▶ [REQUIREMENTS] Reproduce the lines from the one containing "Patent image size: (695, 693)." through the one containing "The rectification support segment 50", changing "reconstruction method" to "reconstruction technique" and leaving the rest untouched.

--- start DATA FOR PROCESSING ---

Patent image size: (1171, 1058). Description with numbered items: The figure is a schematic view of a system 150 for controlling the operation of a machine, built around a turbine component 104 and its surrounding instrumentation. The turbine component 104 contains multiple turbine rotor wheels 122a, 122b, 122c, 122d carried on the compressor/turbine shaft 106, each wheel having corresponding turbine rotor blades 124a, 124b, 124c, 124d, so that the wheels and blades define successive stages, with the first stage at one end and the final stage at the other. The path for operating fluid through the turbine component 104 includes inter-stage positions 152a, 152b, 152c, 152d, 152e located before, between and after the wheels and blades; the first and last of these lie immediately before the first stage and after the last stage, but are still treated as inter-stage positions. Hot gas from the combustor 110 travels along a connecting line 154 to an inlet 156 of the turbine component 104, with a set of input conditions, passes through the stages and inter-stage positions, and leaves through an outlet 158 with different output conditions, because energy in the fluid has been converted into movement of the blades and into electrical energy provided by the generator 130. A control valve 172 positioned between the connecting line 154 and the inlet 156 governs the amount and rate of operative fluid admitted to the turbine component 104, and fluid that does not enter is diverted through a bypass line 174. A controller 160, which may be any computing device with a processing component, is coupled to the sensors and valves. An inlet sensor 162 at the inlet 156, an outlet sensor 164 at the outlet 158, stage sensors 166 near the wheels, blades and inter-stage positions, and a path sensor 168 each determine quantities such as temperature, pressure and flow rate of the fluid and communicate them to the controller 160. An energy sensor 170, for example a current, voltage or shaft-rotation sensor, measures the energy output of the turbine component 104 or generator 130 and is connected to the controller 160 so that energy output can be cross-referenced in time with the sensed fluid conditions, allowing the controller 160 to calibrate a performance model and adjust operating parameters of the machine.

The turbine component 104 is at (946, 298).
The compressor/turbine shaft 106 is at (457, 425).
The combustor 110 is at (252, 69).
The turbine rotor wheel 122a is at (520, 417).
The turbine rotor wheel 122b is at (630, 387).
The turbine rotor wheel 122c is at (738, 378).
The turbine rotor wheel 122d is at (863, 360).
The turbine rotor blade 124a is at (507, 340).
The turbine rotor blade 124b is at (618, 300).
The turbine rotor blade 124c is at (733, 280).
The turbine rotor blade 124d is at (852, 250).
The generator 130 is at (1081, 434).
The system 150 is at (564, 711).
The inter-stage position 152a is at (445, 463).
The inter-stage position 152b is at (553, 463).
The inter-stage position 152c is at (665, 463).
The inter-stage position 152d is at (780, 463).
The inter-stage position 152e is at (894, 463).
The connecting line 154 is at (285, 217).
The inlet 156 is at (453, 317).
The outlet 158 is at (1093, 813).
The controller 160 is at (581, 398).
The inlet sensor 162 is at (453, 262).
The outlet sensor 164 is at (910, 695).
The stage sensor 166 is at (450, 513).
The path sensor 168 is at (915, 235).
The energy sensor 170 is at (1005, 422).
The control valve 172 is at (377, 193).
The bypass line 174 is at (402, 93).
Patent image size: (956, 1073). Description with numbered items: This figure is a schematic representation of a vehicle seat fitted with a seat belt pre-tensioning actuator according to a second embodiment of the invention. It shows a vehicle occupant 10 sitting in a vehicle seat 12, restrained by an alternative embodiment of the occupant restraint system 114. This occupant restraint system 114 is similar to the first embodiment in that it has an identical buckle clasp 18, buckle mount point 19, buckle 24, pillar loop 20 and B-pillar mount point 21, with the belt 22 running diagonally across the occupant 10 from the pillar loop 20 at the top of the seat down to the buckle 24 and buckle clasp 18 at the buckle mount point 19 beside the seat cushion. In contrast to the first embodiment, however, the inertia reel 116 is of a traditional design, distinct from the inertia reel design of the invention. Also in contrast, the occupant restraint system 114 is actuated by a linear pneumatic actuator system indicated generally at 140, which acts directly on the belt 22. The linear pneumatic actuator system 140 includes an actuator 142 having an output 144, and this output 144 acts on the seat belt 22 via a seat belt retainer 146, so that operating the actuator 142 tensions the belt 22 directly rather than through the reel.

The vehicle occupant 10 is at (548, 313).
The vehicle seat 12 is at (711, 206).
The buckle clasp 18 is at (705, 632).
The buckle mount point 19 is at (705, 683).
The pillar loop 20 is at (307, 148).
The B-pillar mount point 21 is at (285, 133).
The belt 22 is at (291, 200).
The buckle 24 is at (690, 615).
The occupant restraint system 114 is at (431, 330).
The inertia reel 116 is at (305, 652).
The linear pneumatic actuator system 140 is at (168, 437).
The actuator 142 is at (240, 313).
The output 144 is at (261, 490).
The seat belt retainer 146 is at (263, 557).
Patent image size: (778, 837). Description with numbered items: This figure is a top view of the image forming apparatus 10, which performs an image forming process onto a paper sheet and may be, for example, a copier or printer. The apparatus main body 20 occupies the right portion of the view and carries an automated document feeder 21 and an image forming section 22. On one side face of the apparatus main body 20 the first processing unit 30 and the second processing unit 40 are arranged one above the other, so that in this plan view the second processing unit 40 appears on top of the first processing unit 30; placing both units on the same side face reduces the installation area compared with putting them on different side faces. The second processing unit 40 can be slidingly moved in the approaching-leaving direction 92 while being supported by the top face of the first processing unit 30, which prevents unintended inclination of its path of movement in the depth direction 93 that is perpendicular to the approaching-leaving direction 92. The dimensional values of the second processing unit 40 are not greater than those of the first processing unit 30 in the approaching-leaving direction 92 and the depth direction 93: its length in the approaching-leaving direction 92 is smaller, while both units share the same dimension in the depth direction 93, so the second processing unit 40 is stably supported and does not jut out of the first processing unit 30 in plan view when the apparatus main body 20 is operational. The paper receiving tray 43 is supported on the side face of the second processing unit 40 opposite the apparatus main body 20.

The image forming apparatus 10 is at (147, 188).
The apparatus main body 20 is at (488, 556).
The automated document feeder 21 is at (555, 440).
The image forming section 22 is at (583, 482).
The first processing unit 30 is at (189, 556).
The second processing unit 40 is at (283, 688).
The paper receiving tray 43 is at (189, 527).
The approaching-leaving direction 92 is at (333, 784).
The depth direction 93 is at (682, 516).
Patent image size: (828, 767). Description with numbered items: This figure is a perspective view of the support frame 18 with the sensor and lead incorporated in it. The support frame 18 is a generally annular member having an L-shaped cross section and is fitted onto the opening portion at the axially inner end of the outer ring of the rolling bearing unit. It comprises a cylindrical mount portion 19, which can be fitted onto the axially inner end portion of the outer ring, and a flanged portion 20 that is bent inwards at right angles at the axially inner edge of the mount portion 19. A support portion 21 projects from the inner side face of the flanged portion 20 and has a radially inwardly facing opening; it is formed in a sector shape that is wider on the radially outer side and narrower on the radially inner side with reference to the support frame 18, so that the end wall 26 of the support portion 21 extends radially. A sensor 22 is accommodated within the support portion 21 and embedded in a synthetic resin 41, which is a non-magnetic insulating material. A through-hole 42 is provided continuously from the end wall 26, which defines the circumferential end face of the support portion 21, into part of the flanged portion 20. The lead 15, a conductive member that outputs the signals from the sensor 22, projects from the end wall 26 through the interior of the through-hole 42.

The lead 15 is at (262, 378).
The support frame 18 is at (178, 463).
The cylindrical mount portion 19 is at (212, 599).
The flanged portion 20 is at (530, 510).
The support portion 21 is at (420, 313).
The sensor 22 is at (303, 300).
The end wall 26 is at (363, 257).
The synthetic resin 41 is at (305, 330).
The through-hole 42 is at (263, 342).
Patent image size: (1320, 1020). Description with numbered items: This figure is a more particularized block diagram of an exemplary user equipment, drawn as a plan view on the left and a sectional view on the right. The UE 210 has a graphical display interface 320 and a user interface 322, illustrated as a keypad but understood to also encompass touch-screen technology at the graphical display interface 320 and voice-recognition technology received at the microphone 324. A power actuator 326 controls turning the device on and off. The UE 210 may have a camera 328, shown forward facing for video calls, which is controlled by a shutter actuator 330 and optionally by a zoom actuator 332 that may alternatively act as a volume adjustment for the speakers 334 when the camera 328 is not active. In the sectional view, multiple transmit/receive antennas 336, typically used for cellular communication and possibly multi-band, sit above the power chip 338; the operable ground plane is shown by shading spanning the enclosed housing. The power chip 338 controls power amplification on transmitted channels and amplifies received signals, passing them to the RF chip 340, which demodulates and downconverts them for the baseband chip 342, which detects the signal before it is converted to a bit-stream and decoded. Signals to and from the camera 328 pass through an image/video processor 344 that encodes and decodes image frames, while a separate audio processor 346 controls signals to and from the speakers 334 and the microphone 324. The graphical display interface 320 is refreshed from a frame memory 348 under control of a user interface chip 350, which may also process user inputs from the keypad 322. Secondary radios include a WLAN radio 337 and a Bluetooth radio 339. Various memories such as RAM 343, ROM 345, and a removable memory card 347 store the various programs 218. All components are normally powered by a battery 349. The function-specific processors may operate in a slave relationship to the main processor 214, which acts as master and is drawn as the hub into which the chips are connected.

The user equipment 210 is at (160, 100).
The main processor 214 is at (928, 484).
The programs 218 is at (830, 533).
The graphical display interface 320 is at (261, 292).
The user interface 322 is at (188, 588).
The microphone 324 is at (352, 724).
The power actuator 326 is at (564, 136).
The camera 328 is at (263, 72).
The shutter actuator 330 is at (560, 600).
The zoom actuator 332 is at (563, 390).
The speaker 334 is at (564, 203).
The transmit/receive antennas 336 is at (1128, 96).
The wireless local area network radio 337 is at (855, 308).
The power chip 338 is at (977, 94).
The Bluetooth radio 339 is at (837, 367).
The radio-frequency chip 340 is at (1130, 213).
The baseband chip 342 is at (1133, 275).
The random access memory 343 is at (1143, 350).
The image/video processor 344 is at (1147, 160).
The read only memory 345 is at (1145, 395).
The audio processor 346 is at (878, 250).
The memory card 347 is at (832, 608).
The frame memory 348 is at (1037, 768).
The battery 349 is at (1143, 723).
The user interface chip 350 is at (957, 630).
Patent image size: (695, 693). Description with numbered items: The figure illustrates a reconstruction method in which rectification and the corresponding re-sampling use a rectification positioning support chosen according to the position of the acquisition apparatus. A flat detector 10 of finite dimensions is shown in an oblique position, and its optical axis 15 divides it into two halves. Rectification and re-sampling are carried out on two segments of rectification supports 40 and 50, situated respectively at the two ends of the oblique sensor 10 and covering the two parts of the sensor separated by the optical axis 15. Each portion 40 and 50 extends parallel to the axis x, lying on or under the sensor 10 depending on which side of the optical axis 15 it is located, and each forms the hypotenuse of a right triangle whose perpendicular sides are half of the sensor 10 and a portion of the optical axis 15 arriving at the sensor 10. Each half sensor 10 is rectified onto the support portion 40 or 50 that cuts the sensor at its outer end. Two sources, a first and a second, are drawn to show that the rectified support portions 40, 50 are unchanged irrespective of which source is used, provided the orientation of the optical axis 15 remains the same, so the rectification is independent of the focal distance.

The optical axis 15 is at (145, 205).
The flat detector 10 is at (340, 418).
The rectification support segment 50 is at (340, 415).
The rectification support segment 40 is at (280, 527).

--- end DATA FOR PROCESSING ---

▶ [CORRECT RESPONSE]
Patent image size: (695, 693). Description with numbered items: The figure illustrates a reconstruction technique in which rectification and the corresponding re-sampling use a rectification positioning support chosen according to the position of the acquisition apparatus. A flat detector 10 of finite dimensions is shown in an oblique position, and its optical axis 15 divides it into two halves. Rectification and re-sampling are carried out on two segments of rectification supports 40 and 50, situated respectively at the two ends of the oblique sensor 10 and covering the two parts of the sensor separated by the optical axis 15. Each portion 40 and 50 extends parallel to the axis x, lying on or under the sensor 10 depending on which side of the optical axis 15 it is located, and each forms the hypotenuse of a right triangle whose perpendicular sides are half of the sensor 10 and a portion of the optical axis 15 arriving at the sensor 10. Each half sensor 10 is rectified onto the support portion 40 or 50 that cuts the sensor at its outer end. Two sources, a first and a second, are drawn to show that the rectified support portions 40, 50 are unchanged irrespective of which source is used, provided the orientation of the optical axis 15 remains the same, so the rectification is independent of the focal distance.

The optical axis 15 is at (145, 205).
The flat detector 10 is at (340, 418).
The rectification support segment 50 is at (340, 415).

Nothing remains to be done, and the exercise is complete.